#### Provided data ####
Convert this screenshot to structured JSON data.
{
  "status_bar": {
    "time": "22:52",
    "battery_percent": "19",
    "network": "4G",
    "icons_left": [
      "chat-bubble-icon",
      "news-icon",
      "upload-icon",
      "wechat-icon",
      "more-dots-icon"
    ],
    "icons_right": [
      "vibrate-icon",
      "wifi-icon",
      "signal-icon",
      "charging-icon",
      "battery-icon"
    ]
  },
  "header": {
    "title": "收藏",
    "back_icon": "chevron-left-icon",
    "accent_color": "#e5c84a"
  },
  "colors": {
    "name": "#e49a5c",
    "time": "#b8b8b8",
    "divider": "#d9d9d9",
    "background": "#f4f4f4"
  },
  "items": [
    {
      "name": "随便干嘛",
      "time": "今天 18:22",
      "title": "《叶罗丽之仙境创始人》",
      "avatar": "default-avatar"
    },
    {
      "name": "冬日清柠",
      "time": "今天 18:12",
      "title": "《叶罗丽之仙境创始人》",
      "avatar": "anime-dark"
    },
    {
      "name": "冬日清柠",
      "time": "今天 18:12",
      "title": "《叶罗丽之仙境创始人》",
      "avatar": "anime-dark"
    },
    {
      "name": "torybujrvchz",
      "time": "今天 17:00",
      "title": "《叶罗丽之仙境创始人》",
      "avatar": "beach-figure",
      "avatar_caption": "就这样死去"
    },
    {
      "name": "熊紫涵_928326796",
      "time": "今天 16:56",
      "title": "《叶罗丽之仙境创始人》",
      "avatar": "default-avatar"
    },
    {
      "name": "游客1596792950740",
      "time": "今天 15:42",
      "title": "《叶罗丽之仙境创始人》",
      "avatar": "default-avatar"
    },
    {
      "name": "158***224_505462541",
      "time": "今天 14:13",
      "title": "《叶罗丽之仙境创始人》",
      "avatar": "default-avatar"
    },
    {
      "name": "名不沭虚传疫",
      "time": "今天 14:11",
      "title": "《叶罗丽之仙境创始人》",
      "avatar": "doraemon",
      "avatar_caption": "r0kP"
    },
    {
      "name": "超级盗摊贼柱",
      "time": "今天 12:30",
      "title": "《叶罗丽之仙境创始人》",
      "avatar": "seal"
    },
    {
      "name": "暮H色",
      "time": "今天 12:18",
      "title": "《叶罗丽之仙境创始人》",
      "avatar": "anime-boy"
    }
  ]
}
####
§ **Directions for this task**
Extract each record, keeping it identical to the original.

§ **Task output**
Convert this screenshot to structured JSON data.
{
  "status_bar": {
    "time": "22:52",
    "battery_percent": "19",
    "network": "4G",
    "icons_left": [
      "chat-bubble-icon",
      "news-icon",
      "upload-icon",
      "wechat-icon",
      "more-dots-icon"
    ],
    "icons_right": [
      "vibrate-icon",
      "wifi-icon",
      "signal-icon",
      "charging-icon",
      "battery-icon"
    ]
  },
  "header": {
    "title": "收藏",
    "back_icon": "chevron-left-icon",
    "accent_color": "#e5c84a"
  },
  "colors": {
    "name": "#e49a5c",
    "time": "#b8b8b8",
    "divider": "#d9d9d9",
    "background": "#f4f4f4"
  },
  "items": [
    {
      "name": "随便干嘛",
      "time": "今天 18:22",
      "title": "《叶罗丽之仙境创始人》",
      "avatar": "default-avatar"
    },
    {
      "name": "冬日清柠",
      "time": "今天 18:12",
      "title": "《叶罗丽之仙境创始人》",
      "avatar": "anime-dark"
    },
    {
      "name": "冬日清柠",
      "time": "今天 18:12",
      "title": "《叶罗丽之仙境创始人》",
      "avatar": "anime-dark"
    },
    {
      "name": "torybujrvchz",
      "time": "今天 17:00",
      "title": "《叶罗丽之仙境创始人》",
      "avatar": "beach-figure",
      "avatar_caption": "就这样死去"
    },
    {
      "name": "熊紫涵_928326796",
      "time": "今天 16:56",
      "title": "《叶罗丽之仙境创始人》",
      "avatar": "default-avatar"
    },
    {
      "name": "游客1596792950740",
      "time": "今天 15:42",
      "title": "《叶罗丽之仙境创始人》",
      "avatar": "default-avatar"
    },
    {
      "name": "158***224_505462541",
      "time": "今天 14:13",
      "title": "《叶罗丽之仙境创始人》",
      "avatar": "default-avatar"
    },
    {
      "name": "名不沭虚传疫",
      "time": "今天 14:11",
      "title": "《叶罗丽之仙境创始人》",
      "avatar": "doraemon",
      "avatar_caption": "r0kP"
    },
    {
      "name": "超级盗摊贼柱",
      "time": "今天 12:30",
      "title": "《叶罗丽之仙境创始人》",
      "avatar": "seal"
    },
    {
      "name": "暮H色",
      "time": "今天 12:18",
      "title": "《叶罗丽之仙境创始人》",
      "avatar": "anime-boy"
    }
  ]
}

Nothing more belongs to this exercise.